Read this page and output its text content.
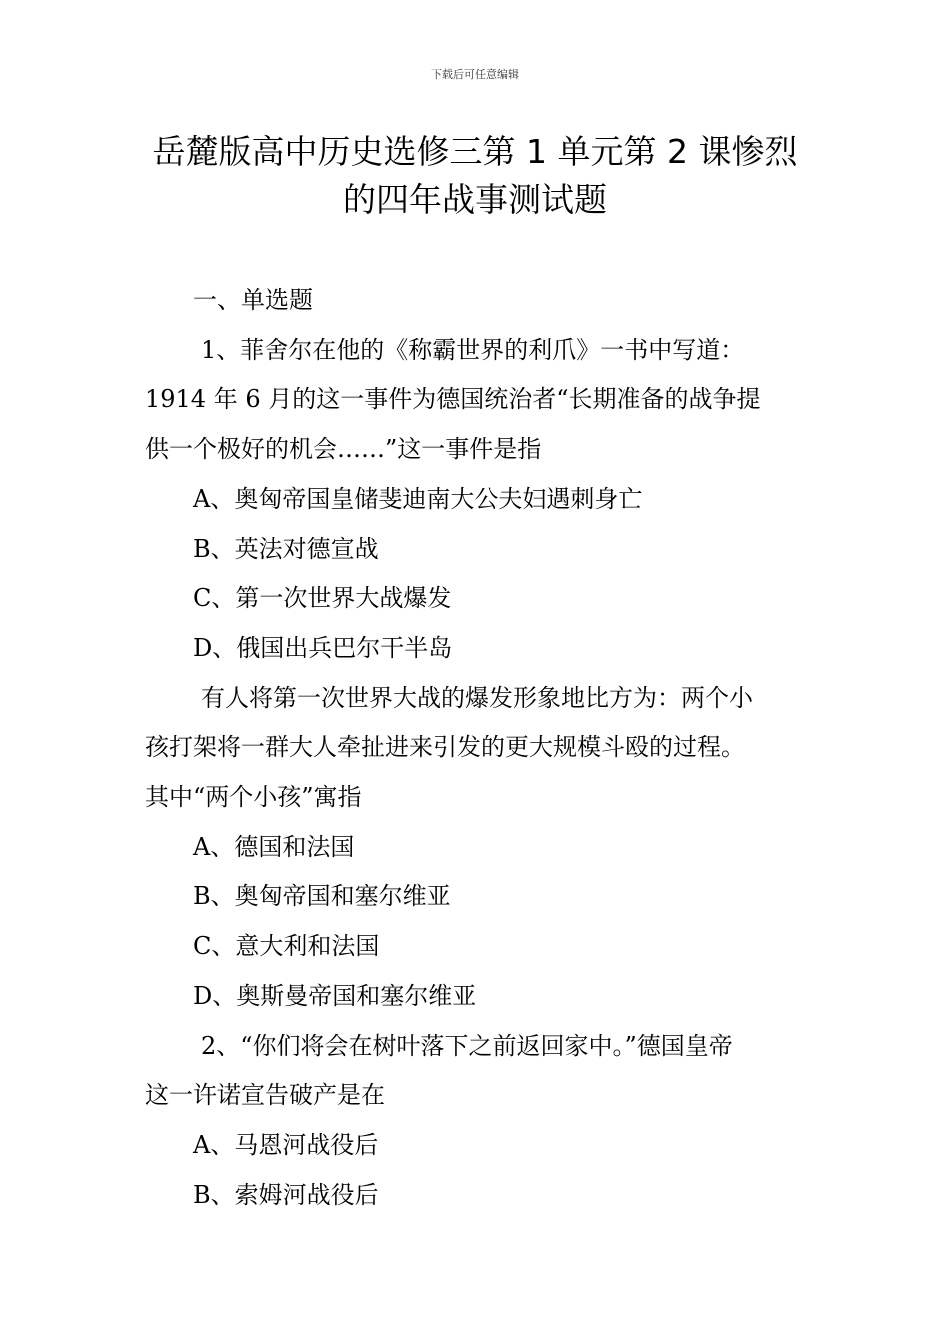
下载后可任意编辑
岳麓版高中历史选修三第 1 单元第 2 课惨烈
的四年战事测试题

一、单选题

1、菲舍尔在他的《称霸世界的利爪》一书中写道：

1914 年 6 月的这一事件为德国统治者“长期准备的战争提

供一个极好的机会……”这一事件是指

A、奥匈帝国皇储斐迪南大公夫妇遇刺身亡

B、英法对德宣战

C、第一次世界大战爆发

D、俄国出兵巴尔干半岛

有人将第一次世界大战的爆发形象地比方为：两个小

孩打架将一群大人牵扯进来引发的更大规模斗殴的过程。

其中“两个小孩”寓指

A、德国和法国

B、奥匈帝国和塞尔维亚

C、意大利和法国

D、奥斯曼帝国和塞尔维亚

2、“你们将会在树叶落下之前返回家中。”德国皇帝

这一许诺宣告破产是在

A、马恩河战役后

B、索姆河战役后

=======

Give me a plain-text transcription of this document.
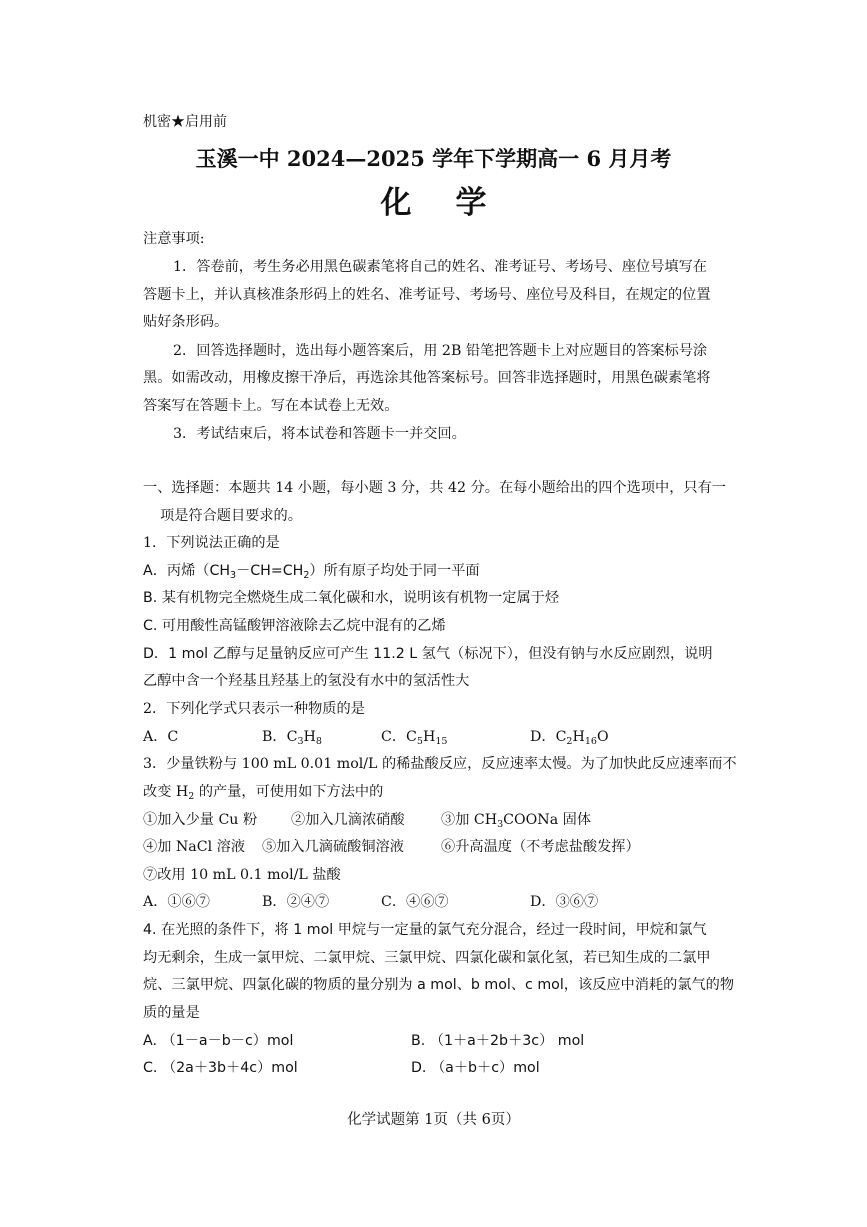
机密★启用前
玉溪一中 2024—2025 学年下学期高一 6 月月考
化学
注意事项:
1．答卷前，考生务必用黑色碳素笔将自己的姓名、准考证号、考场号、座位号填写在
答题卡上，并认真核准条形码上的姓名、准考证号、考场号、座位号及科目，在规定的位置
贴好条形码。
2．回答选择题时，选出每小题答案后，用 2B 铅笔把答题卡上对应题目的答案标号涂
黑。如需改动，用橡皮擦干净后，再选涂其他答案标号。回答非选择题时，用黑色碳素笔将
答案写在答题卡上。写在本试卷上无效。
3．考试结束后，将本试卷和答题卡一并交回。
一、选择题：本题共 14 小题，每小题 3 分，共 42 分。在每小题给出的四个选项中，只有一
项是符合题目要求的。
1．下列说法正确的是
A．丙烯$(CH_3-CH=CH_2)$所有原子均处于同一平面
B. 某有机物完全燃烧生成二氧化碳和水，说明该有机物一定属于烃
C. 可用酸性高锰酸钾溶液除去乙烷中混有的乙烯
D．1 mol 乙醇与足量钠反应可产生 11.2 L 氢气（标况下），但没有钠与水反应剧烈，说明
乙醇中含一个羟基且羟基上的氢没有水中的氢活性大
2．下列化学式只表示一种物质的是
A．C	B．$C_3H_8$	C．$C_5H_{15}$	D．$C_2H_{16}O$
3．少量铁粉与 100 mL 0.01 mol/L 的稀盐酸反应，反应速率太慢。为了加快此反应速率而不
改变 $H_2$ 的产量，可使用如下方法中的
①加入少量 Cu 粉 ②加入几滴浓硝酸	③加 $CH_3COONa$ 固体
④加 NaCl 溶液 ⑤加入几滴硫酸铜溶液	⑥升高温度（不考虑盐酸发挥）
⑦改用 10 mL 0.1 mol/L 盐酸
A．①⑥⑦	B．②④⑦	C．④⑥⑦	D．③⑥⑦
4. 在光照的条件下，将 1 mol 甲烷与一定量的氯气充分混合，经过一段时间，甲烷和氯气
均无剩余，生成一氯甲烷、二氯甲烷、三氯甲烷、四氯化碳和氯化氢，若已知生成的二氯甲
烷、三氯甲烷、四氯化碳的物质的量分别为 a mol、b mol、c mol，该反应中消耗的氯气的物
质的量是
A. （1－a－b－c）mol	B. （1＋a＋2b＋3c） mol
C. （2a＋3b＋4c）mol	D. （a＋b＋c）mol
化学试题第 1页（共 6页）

=======

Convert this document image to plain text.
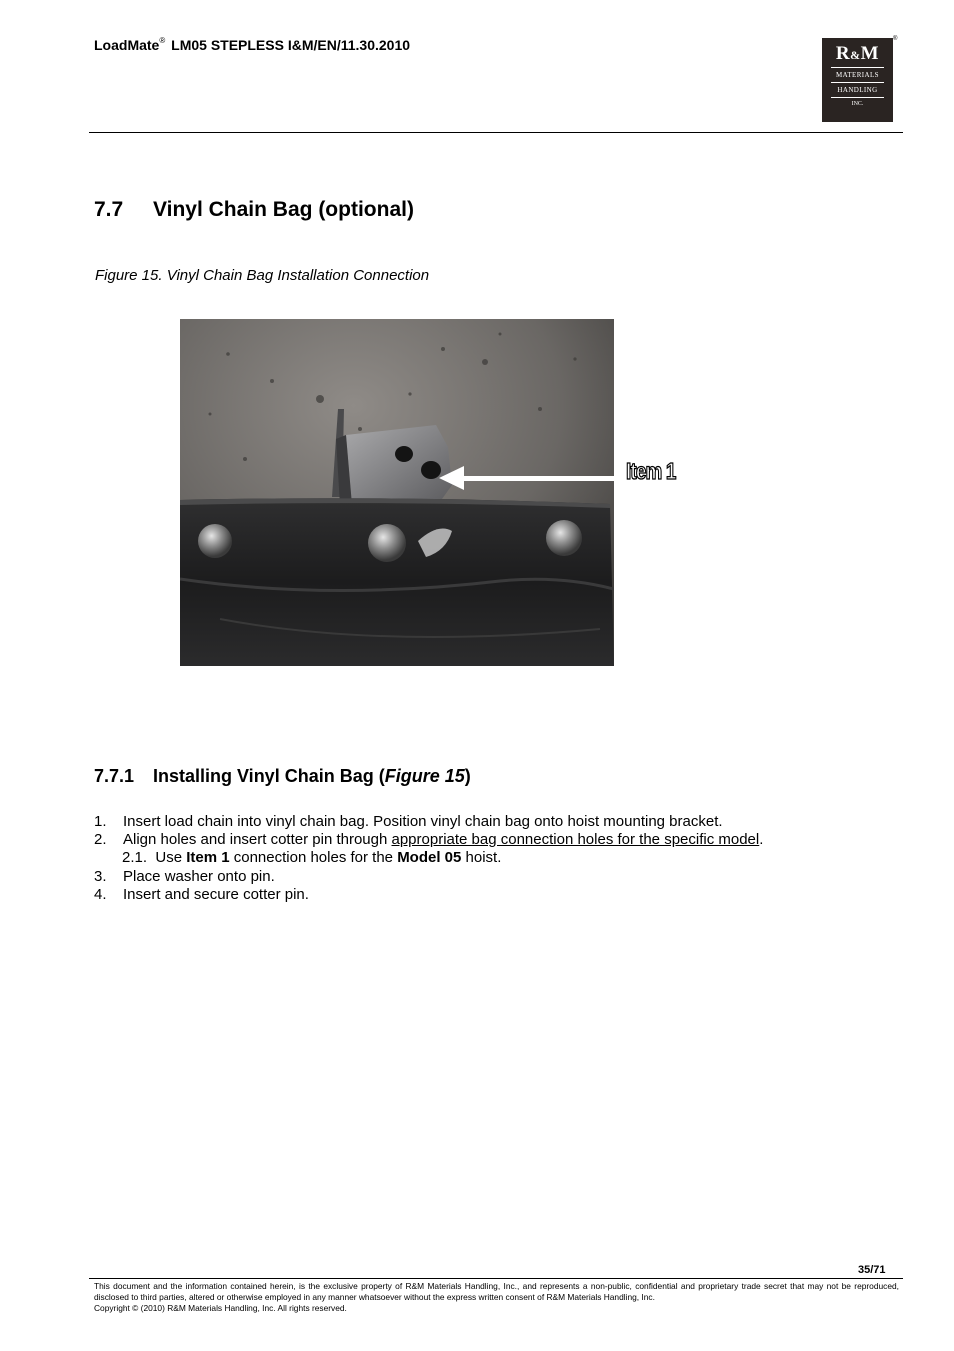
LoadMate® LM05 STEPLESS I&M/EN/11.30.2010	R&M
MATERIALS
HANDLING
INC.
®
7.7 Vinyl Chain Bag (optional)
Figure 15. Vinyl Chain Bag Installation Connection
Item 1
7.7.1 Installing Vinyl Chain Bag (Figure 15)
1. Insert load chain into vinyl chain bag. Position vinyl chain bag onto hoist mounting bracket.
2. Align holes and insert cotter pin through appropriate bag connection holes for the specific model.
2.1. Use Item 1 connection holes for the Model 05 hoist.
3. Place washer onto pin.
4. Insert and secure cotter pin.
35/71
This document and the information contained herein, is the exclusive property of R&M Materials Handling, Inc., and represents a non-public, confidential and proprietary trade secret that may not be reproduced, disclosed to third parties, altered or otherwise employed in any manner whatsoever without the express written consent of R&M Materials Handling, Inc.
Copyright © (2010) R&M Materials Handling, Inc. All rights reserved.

=======

- _The request_: Copy each line of the records containing the string "三氯甲烷".

- _Response below_:
均无剩余，生成一氯甲烷、二氯甲烷、三氯甲烷、四氯化碳和氯化氢，若已知生成的二氯甲
烷、三氯甲烷、四氯化碳的物质的量分别为 a mol、b mol、c mol，该反应中消耗的氯气的物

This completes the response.